Every line that contains the word "ffffff" should be copied out.

Stored dataset items
####################

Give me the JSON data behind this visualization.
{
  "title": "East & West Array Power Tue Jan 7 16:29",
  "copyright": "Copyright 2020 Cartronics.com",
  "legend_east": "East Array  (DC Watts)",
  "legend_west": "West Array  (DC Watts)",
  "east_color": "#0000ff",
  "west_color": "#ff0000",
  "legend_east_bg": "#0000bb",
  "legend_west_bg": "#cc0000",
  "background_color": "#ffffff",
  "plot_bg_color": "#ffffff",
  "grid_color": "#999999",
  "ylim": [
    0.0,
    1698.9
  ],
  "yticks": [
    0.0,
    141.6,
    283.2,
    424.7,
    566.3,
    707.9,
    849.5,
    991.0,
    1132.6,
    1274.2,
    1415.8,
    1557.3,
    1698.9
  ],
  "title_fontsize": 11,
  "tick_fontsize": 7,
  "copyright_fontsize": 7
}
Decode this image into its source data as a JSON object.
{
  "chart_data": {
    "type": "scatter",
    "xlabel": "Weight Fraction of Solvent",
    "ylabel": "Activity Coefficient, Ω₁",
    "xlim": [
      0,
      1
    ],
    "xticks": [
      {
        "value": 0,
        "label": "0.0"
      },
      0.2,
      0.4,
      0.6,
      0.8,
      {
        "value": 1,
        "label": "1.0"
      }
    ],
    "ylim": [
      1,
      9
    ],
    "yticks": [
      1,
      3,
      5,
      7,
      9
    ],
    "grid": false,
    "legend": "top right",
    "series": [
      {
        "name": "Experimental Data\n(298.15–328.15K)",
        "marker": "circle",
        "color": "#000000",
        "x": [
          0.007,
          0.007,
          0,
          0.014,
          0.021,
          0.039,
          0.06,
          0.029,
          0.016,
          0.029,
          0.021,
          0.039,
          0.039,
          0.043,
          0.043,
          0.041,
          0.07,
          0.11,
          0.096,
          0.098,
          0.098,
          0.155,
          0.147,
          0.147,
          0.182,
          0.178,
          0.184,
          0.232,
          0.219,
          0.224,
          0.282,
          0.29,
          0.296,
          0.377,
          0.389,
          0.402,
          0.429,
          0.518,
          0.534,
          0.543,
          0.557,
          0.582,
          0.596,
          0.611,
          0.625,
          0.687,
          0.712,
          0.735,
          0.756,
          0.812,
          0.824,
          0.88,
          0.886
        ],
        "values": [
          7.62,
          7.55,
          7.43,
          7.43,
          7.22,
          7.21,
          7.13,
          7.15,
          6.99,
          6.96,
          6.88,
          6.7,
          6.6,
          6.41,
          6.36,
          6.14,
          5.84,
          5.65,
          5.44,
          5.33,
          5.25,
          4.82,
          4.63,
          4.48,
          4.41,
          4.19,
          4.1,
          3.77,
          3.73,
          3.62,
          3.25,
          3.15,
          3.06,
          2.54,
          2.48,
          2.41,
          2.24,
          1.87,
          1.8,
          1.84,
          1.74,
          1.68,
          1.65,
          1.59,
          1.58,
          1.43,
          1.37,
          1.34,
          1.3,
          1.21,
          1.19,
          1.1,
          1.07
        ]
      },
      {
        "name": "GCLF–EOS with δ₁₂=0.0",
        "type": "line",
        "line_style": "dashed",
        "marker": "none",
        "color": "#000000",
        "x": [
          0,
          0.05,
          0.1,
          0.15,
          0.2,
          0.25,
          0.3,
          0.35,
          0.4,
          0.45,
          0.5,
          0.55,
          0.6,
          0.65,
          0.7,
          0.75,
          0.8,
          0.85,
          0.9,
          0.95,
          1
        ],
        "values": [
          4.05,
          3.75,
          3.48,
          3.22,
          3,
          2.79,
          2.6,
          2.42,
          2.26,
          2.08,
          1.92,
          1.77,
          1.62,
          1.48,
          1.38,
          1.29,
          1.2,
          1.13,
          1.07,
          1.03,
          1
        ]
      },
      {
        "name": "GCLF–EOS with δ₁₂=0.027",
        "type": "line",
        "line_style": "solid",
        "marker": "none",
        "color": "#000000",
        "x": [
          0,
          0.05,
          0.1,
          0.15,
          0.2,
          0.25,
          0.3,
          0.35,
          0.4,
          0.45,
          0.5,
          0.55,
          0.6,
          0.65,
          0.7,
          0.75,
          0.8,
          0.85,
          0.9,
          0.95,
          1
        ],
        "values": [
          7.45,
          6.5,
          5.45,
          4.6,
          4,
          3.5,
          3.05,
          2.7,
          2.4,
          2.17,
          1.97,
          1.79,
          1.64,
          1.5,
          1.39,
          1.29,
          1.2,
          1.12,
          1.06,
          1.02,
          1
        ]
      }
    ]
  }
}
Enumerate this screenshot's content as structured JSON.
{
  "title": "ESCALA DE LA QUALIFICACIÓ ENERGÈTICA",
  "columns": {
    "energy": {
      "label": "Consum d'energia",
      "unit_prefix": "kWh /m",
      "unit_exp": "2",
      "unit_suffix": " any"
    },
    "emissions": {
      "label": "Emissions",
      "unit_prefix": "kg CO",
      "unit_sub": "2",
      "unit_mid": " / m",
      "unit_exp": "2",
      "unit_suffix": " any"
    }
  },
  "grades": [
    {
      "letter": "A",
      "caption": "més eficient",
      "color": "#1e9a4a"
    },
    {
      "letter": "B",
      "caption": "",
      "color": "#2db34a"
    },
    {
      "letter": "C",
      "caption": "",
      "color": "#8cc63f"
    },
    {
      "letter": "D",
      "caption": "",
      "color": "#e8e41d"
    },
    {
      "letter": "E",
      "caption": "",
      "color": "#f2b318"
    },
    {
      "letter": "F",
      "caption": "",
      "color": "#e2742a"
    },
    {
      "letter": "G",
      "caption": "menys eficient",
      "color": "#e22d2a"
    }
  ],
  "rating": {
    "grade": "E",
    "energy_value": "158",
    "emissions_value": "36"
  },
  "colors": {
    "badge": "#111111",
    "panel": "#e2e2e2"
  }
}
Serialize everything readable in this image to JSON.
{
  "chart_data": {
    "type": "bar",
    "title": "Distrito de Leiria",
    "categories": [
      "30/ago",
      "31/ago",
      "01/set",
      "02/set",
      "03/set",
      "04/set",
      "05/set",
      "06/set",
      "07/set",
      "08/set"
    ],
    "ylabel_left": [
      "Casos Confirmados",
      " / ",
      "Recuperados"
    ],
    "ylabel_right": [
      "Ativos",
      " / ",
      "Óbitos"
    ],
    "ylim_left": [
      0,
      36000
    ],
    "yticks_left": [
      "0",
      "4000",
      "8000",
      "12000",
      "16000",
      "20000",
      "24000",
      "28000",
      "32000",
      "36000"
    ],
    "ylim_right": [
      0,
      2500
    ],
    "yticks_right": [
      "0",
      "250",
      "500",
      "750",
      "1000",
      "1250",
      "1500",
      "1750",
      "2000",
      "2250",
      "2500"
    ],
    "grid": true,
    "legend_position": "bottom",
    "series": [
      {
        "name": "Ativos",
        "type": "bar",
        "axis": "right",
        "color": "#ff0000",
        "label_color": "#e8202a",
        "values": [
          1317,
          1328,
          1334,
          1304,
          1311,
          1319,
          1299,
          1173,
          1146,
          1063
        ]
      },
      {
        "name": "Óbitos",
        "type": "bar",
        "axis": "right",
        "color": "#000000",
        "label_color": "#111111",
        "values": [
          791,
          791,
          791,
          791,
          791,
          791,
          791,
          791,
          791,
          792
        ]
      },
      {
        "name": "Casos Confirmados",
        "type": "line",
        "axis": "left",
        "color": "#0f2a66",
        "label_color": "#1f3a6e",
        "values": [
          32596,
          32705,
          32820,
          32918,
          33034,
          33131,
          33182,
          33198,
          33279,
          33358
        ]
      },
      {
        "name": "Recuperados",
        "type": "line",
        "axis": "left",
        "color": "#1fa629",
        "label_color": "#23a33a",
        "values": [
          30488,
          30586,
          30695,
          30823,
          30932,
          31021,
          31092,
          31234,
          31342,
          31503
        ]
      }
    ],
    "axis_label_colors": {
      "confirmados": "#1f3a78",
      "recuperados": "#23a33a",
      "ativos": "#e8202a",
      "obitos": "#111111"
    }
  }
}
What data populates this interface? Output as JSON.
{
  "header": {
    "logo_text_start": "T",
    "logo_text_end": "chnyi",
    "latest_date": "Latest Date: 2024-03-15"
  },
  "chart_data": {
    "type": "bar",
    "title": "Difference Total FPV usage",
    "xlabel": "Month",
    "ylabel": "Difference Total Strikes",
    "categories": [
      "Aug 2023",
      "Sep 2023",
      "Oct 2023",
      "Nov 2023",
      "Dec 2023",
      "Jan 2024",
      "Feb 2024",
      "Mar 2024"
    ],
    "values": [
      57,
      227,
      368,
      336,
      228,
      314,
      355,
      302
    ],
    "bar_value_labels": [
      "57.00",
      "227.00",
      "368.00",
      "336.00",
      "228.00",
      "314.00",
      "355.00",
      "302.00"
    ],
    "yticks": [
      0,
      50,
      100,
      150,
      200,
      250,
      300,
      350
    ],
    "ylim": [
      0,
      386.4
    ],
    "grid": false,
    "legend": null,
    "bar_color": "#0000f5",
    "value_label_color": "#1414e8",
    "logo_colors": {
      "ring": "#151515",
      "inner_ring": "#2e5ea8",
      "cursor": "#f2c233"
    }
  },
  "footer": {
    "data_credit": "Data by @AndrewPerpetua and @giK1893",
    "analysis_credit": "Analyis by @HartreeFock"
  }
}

####################

ANSWER TO THE TASK:
  "background_color": "#ffffff",
  "plot_bg_color": "#ffffff",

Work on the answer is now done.